◆ **Tasks and exercises**
1. Answer these questions from the mdadm monitoring passage, one line each:
(a) Which command does it give for checking the status of /dev/md0?
(b) What state line does it say appears when a drive has failed?
(c) Which word is echoed into /sys/block/md0/md/sync_action to check the disk while it is running?
2. Extend the mdadm monitoring passage, starting right after its final sentence.

◆ **Selected passage**
##########
Now, I need to double check that this actually works. When I did it the first time I had a bunch of trouble and ended up running mdadm -a /dev/md0 /dev/sdc.

Monitoring

You will likely want to be notified somehow if a drive fails. mdadm has good built-in support for emailing alerts. However, you may want to check it manually or may not be able to send email from your server (e.g. you're behind a ISP that blocks SMPT).

To check the status run:

$ mdadm -Ds /dev/md0

If everything is normal you will see:

 State : clean

If a drive has failed you will see:

 State : clean, degraded

It will also show which drive has failed:

     Number   Major   Minor   RaidDevice State
       0       0        0        0      removed
       2       8       32        1      active sync   /dev/sdc

You can also get information from /proc/mdstat, or you can check a specific drive with "mdstat -E /dev/sdb".

This information may need updated periodically, from what I understand. There is what seems to be a good answer on Stack Exchange that shows a few tips. To check the disk while it's running you can run:

$ echo check > /sys/block/md0/md/sync_action

I have not tried this, but there is an additional reference by Thomas Krenn. I've also seen this:

$ /usr/share/mdadm/checkarray --cron --all --idle --quiet

There seems to be some good information here.
##########
◆ **Extracted records**

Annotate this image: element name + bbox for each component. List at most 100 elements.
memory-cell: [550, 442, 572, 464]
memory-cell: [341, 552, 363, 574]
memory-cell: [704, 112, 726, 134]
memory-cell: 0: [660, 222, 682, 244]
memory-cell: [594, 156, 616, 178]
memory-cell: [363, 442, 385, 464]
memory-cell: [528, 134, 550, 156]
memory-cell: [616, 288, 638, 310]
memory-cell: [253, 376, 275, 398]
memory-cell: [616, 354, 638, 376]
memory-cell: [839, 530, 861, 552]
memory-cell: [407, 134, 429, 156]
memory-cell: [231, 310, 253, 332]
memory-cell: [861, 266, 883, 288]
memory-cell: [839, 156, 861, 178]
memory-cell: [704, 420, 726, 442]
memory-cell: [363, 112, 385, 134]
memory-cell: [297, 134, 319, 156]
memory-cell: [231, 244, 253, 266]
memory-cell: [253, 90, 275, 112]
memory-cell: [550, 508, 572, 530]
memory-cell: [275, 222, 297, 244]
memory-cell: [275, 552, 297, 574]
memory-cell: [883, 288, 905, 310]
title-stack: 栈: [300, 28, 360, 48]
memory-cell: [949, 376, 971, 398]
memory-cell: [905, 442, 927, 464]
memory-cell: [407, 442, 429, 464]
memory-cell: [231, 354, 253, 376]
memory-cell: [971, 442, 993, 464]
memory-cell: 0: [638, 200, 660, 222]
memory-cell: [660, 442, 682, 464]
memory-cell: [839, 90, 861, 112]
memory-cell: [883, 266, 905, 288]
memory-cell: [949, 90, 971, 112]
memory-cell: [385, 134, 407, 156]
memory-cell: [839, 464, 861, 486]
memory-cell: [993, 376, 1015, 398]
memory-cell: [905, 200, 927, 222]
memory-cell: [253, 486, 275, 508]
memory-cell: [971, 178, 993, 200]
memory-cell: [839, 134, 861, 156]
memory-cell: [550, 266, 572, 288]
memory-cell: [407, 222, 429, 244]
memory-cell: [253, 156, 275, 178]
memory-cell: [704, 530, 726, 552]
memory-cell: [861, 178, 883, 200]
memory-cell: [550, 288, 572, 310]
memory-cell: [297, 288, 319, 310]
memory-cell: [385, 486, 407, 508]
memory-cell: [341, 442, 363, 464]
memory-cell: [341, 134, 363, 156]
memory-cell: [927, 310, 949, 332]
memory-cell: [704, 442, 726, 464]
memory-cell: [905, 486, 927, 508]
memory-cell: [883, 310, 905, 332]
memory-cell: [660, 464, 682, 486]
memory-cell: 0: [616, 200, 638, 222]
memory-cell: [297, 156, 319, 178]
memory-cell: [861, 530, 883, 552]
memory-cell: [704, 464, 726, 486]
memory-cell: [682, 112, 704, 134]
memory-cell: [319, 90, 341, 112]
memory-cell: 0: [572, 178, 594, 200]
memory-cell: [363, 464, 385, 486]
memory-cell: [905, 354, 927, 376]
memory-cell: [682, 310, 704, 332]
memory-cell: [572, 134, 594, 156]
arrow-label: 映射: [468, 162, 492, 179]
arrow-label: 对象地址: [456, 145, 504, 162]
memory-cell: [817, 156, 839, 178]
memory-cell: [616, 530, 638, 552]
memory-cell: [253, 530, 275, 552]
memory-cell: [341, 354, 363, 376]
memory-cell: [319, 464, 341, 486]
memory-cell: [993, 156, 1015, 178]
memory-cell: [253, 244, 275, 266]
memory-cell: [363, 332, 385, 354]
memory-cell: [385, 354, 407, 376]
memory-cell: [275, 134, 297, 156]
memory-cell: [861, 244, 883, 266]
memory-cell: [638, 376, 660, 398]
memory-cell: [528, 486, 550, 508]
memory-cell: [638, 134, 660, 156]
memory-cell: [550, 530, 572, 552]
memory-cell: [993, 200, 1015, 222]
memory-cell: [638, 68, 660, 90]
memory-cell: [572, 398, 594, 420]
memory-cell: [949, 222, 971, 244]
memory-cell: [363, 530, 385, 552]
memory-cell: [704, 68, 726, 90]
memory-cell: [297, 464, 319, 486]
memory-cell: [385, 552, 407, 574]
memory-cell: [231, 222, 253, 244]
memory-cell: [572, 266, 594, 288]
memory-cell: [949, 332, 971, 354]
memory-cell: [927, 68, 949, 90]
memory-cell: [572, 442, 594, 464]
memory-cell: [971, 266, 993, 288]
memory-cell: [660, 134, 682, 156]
##########
◆ **Exercise results**
1.
(a) mdadm -Ds /dev/md0
(b) State : clean, degraded
(c) check

2.
The person on the Stack Exchange answer also said that they run the following command in a cron job once a month:

$ ionice -c3 tar c /dir/of/raid/filesystem > /dev/null

The author says,

It’s not a thorough check of the drive itself, but it does force the system to periodically verify that (almost) every file can be read successfully off the disk. Yes, some files are going to be read out of memory cache instead of disk. But I figure that if the file is in memory cache, then it’s successfully been read off disk recently, or is about to be written to disk, and either of those operations will also uncover drive errors.

The author goes on to say that in the three years of using a RAID array it was this command that caught a bad drive, but warns that if you have a large RAID array it will take a long time, estimating 6 hrs per terabyte.

I also have not tested this cron idea.

Statistics

To get statistics such as drive status, re-syncing status, etc, you have a few ways:

$ mdadm -Ds

$ mdadm -D /dev/md0

$ cat /proc/mdstat

$ mdadm --detail /dev/md0

Resyncing

To resync a drive, I *think* you do:

$ umount /dev/md0
$ mdadm --stop /dev/md0
$ mdadm --assemble --run --force --update=resync /dev/md0 /dev/sdb1 /dev/sdc1
 mdadm: /dev/md0 has been started with 2 drives.

But, it should re-sync automatically.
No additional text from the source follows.